((
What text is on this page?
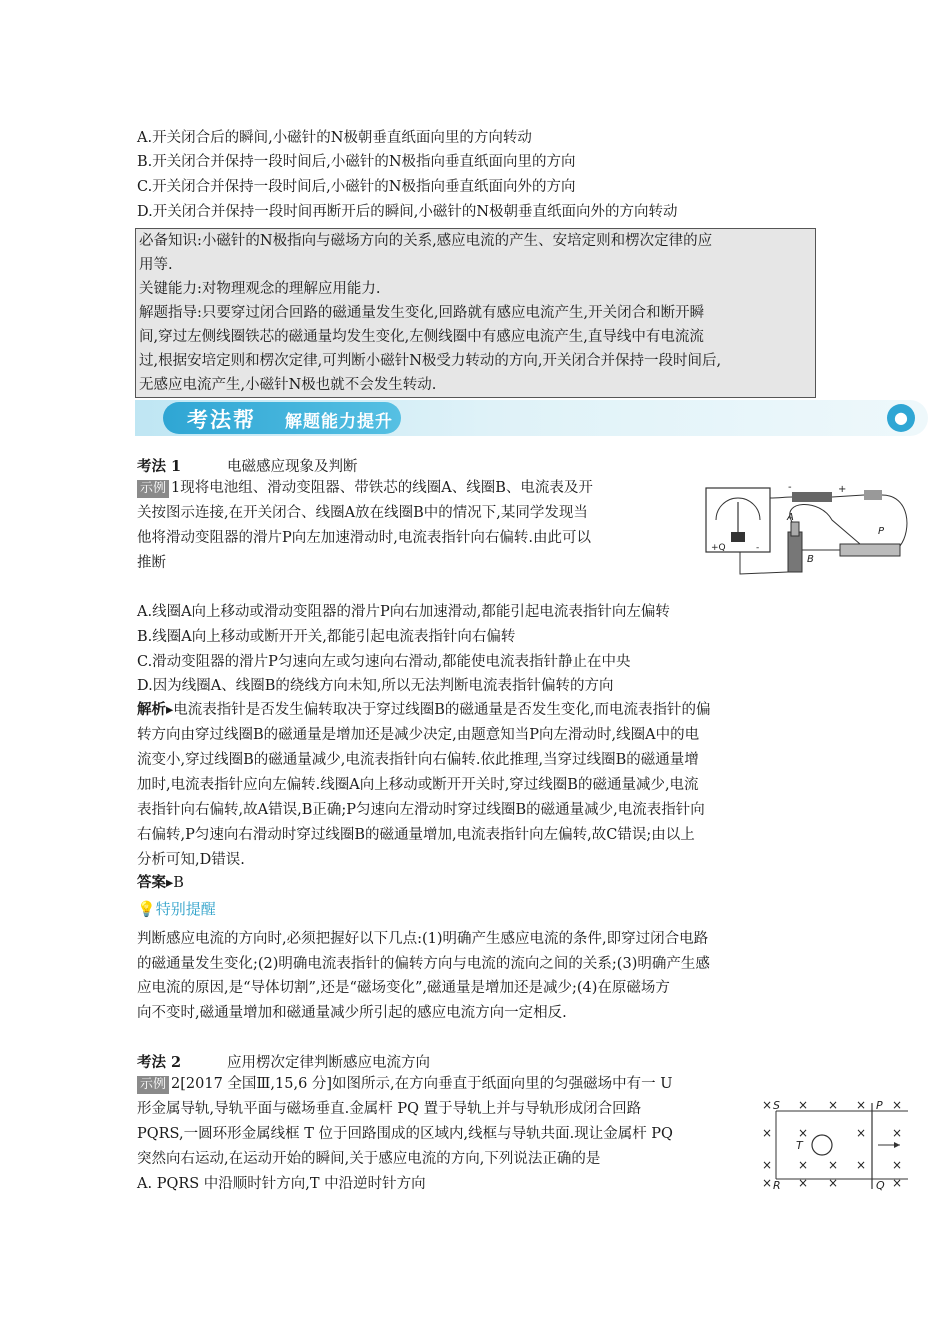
A.开关闭合后的瞬间,小磁针的N极朝垂直纸面向里的方向转动
B.开关闭合并保持一段时间后,小磁针的N极指向垂直纸面向里的方向
C.开关闭合并保持一段时间后,小磁针的N极指向垂直纸面向外的方向
D.开关闭合并保持一段时间再断开后的瞬间,小磁针的N极朝垂直纸面向外的方向转动
必备知识:小磁针的N极指向与磁场方向的关系,感应电流的产生、安培定则和楞次定律的应
用等.
关键能力:对物理观念的理解应用能力.
解题指导:只要穿过闭合回路的磁通量发生变化,回路就有感应电流产生,开关闭合和断开瞬
间,穿过左侧线圈铁芯的磁通量均发生变化,左侧线圈中有感应电流产生,直导线中有电流流
过,根据安培定则和楞次定律,可判断小磁针N极受力转动的方向,开关闭合并保持一段时间后,
无感应电流产生,小磁针N极也就不会发生转动.
考法帮 解题能力提升	●
考法 1	电磁感应现象及判断
示例 1现将电池组、滑动变阻器、带铁芯的线圈A、线圈B、电流表及开
关按图示连接,在开关闭合、线圈A放在线圈B中的情况下,某同学发现当
他将滑动变阻器的滑片P向左加速滑动时,电流表指针向右偏转.由此可以
推断
+Q	-
-	+
A
B
P
A.线圈A向上移动或滑动变阻器的滑片P向右加速滑动,都能引起电流表指针向左偏转
B.线圈A向上移动或断开开关,都能引起电流表指针向右偏转
C.滑动变阻器的滑片P匀速向左或匀速向右滑动,都能使电流表指针静止在中央
D.因为线圈A、线圈B的绕线方向未知,所以无法判断电流表指针偏转的方向
解析▸电流表指针是否发生偏转取决于穿过线圈B的磁通量是否发生变化,而电流表指针的偏
转方向由穿过线圈B的磁通量是增加还是减少决定,由题意知当P向左滑动时,线圈A中的电
流变小,穿过线圈B的磁通量减少,电流表指针向右偏转.依此推理,当穿过线圈B的磁通量增
加时,电流表指针应向左偏转.线圈A向上移动或断开开关时,穿过线圈B的磁通量减少,电流
表指针向右偏转,故A错误,B正确;P匀速向左滑动时穿过线圈B的磁通量减少,电流表指针向
右偏转,P匀速向右滑动时穿过线圈B的磁通量增加,电流表指针向左偏转,故C错误;由以上
分析可知,D错误.
答案▸B
💡特别提醒
判断感应电流的方向时,必须把握好以下几点:(1)明确产生感应电流的条件,即穿过闭合电路
的磁通量发生变化;(2)明确电流表指针的偏转方向与电流的流向之间的关系;(3)明确产生感
应电流的原因,是“导体切割”,还是“磁场变化”,磁通量是增加还是减少;(4)在原磁场方
向不变时,磁通量增加和磁通量减少所引起的感应电流方向一定相反.
考法 2	应用楞次定律判断感应电流方向
示例 2[2017 全国Ⅲ,15,6 分]如图所示,在方向垂直于纸面向里的匀强磁场中有一 U
形金属导轨,导轨平面与磁场垂直.金属杆 PQ 置于导轨上并与导轨形成闭合回路
PQRS,一圆环形金属线框 T 位于回路围成的区域内,线框与导轨共面.现让金属杆 PQ
突然向右运动,在运动开始的瞬间,关于感应电流的方向,下列说法正确的是
A. PQRS 中沿顺时针方向,T 中沿逆时针方向
× × × × ×
× ×	× ×
× × × × ×
× × ×	×
S	P
R	Q
T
))
Every line of the data should be copied as it stands, without the images.

What text is on this page?
A.开关闭合后的瞬间,小磁针的N极朝垂直纸面向里的方向转动
B.开关闭合并保持一段时间后,小磁针的N极指向垂直纸面向里的方向
C.开关闭合并保持一段时间后,小磁针的N极指向垂直纸面向外的方向
D.开关闭合并保持一段时间再断开后的瞬间,小磁针的N极朝垂直纸面向外的方向转动
必备知识:小磁针的N极指向与磁场方向的关系,感应电流的产生、安培定则和楞次定律的应
用等.
关键能力:对物理观念的理解应用能力.
解题指导:只要穿过闭合回路的磁通量发生变化,回路就有感应电流产生,开关闭合和断开瞬
间,穿过左侧线圈铁芯的磁通量均发生变化,左侧线圈中有感应电流产生,直导线中有电流流
过,根据安培定则和楞次定律,可判断小磁针N极受力转动的方向,开关闭合并保持一段时间后,
无感应电流产生,小磁针N极也就不会发生转动.
考法帮 解题能力提升	●
考法 1	电磁感应现象及判断
示例 1现将电池组、滑动变阻器、带铁芯的线圈A、线圈B、电流表及开
关按图示连接,在开关闭合、线圈A放在线圈B中的情况下,某同学发现当
他将滑动变阻器的滑片P向左加速滑动时,电流表指针向右偏转.由此可以
推断
+Q	-
-	+
A
B
P
A.线圈A向上移动或滑动变阻器的滑片P向右加速滑动,都能引起电流表指针向左偏转
B.线圈A向上移动或断开开关,都能引起电流表指针向右偏转
C.滑动变阻器的滑片P匀速向左或匀速向右滑动,都能使电流表指针静止在中央
D.因为线圈A、线圈B的绕线方向未知,所以无法判断电流表指针偏转的方向
解析▸电流表指针是否发生偏转取决于穿过线圈B的磁通量是否发生变化,而电流表指针的偏
转方向由穿过线圈B的磁通量是增加还是减少决定,由题意知当P向左滑动时,线圈A中的电
流变小,穿过线圈B的磁通量减少,电流表指针向右偏转.依此推理,当穿过线圈B的磁通量增
加时,电流表指针应向左偏转.线圈A向上移动或断开开关时,穿过线圈B的磁通量减少,电流
表指针向右偏转,故A错误,B正确;P匀速向左滑动时穿过线圈B的磁通量减少,电流表指针向
右偏转,P匀速向右滑动时穿过线圈B的磁通量增加,电流表指针向左偏转,故C错误;由以上
分析可知,D错误.
答案▸B
💡特别提醒
判断感应电流的方向时,必须把握好以下几点:(1)明确产生感应电流的条件,即穿过闭合电路
的磁通量发生变化;(2)明确电流表指针的偏转方向与电流的流向之间的关系;(3)明确产生感
应电流的原因,是“导体切割”,还是“磁场变化”,磁通量是增加还是减少;(4)在原磁场方
向不变时,磁通量增加和磁通量减少所引起的感应电流方向一定相反.
考法 2	应用楞次定律判断感应电流方向
示例 2[2017 全国Ⅲ,15,6 分]如图所示,在方向垂直于纸面向里的匀强磁场中有一 U
形金属导轨,导轨平面与磁场垂直.金属杆 PQ 置于导轨上并与导轨形成闭合回路
PQRS,一圆环形金属线框 T 位于回路围成的区域内,线框与导轨共面.现让金属杆 PQ
突然向右运动,在运动开始的瞬间,关于感应电流的方向,下列说法正确的是
A. PQRS 中沿顺时针方向,T 中沿逆时针方向
× × × × ×
× ×	× ×
× × × × ×
× × ×	×
S	P
R	Q
T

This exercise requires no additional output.